● Problem statement: The listing below is to be output in its exact form.

● Source records:
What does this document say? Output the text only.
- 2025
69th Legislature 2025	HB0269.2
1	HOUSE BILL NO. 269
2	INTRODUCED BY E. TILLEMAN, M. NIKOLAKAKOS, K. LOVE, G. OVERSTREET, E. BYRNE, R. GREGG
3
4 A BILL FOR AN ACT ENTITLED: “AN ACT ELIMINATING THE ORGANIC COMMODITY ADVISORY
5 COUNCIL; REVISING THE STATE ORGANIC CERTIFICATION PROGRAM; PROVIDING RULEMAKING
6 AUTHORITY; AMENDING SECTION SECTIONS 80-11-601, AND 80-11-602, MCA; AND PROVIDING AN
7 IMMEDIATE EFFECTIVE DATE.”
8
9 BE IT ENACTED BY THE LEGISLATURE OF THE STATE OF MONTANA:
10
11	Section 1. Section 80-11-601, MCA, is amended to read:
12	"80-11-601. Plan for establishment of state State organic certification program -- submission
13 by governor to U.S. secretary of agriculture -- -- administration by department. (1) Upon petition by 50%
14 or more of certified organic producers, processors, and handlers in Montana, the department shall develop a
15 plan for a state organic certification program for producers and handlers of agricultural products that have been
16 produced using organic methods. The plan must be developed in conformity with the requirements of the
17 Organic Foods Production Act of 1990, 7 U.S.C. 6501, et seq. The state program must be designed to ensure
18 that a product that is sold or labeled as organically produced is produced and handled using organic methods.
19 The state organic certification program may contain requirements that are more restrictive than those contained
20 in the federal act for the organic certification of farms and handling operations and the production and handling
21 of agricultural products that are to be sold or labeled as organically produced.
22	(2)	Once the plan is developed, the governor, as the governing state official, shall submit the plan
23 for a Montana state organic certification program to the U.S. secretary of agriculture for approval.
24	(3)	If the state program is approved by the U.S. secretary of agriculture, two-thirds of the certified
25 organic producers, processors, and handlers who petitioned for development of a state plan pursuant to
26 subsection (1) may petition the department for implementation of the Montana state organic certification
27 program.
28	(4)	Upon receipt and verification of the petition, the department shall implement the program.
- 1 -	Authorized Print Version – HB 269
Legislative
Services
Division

● Complete output:
What does this document say? Output the text only.
- 2025
69th Legislature 2025	HB0269.2
1	HOUSE BILL NO. 269
2	INTRODUCED BY E. TILLEMAN, M. NIKOLAKAKOS, K. LOVE, G. OVERSTREET, E. BYRNE, R. GREGG
3
4 A BILL FOR AN ACT ENTITLED: “AN ACT ELIMINATING THE ORGANIC COMMODITY ADVISORY
5 COUNCIL; REVISING THE STATE ORGANIC CERTIFICATION PROGRAM; PROVIDING RULEMAKING
6 AUTHORITY; AMENDING SECTION SECTIONS 80-11-601, AND 80-11-602, MCA; AND PROVIDING AN
7 IMMEDIATE EFFECTIVE DATE.”
8
9 BE IT ENACTED BY THE LEGISLATURE OF THE STATE OF MONTANA:
10
11	Section 1. Section 80-11-601, MCA, is amended to read:
12	"80-11-601. Plan for establishment of state State organic certification program -- submission
13 by governor to U.S. secretary of agriculture -- -- administration by department. (1) Upon petition by 50%
14 or more of certified organic producers, processors, and handlers in Montana, the department shall develop a
15 plan for a state organic certification program for producers and handlers of agricultural products that have been
16 produced using organic methods. The plan must be developed in conformity with the requirements of the
17 Organic Foods Production Act of 1990, 7 U.S.C. 6501, et seq. The state program must be designed to ensure
18 that a product that is sold or labeled as organically produced is produced and handled using organic methods.
19 The state organic certification program may contain requirements that are more restrictive than those contained
20 in the federal act for the organic certification of farms and handling operations and the production and handling
21 of agricultural products that are to be sold or labeled as organically produced.
22	(2)	Once the plan is developed, the governor, as the governing state official, shall submit the plan
23 for a Montana state organic certification program to the U.S. secretary of agriculture for approval.
24	(3)	If the state program is approved by the U.S. secretary of agriculture, two-thirds of the certified
25 organic producers, processors, and handlers who petitioned for development of a state plan pursuant to
26 subsection (1) may petition the department for implementation of the Montana state organic certification
27 program.
28	(4)	Upon receipt and verification of the petition, the department shall implement the program.
- 1 -	Authorized Print Version – HB 269
Legislative
Services
Division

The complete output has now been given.